- _What you will do_: For the records below, say how many lines contain the string "desc". Give the number only.

Dataset excerpts
****************
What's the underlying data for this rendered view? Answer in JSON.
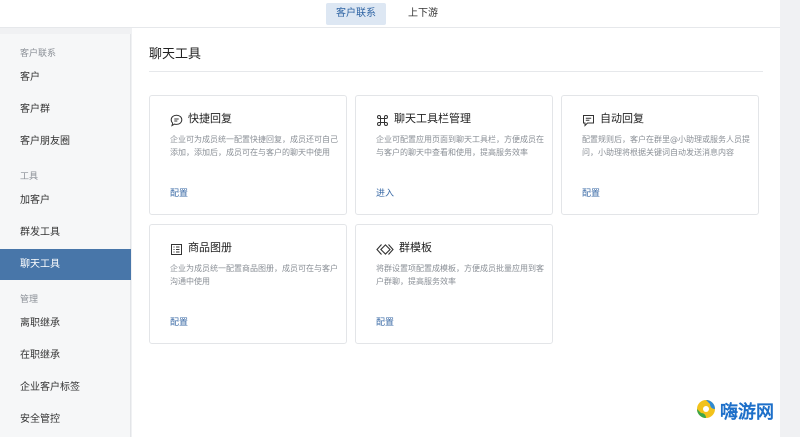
{
  "top_tabs": [
    {
      "label": "客户联系",
      "active": true
    },
    {
      "label": "上下游",
      "active": false
    }
  ],
  "sidebar": {
    "groups": [
      {
        "label": "客户联系"
      },
      {
        "label": "工具"
      },
      {
        "label": "管理"
      }
    ],
    "items": [
      {
        "label": "客户"
      },
      {
        "label": "客户群"
      },
      {
        "label": "客户朋友圈"
      },
      {
        "label": "加客户"
      },
      {
        "label": "群发工具"
      },
      {
        "label": "聊天工具",
        "active": true
      },
      {
        "label": "离职继承"
      },
      {
        "label": "在职继承"
      },
      {
        "label": "企业客户标签"
      },
      {
        "label": "安全管控"
      }
    ]
  },
  "main": {
    "title": "聊天工具",
    "cards": [
      {
        "icon": "chat-bubble-icon",
        "title": "快捷回复",
        "desc": "企业可为成员统一配置快捷回复，成员还可自己添加，添加后，成员可在与客户的聊天中使用",
        "action": "配置"
      },
      {
        "icon": "command-icon",
        "title": "聊天工具栏管理",
        "desc": "企业可配置应用页面到聊天工具栏，方便成员在与客户的聊天中查看和使用，提高服务效率",
        "action": "进入"
      },
      {
        "icon": "auto-reply-icon",
        "title": "自动回复",
        "desc": "配置规则后，客户在群里@小助理或服务人员提问，小助理将根据关键词自动发送消息内容",
        "action": "配置"
      },
      {
        "icon": "catalog-icon",
        "title": "商品图册",
        "desc": "企业为成员统一配置商品图册，成员可在与客户沟通中使用",
        "action": "配置"
      },
      {
        "icon": "template-icon",
        "title": "群模板",
        "desc": "将群设置项配置成模板，方便成员批量应用到客户群聊，提高服务效率",
        "action": "配置"
      }
    ]
  },
  "watermark": {
    "text": "嗨游网",
    "icon": "swirl-logo-icon"
  },
  "colors": {
    "accent": "#4876a9",
    "link": "#3a6aa6",
    "tab_active_bg": "#dde7f3"
  }
}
****************
- _Solved problem_: 5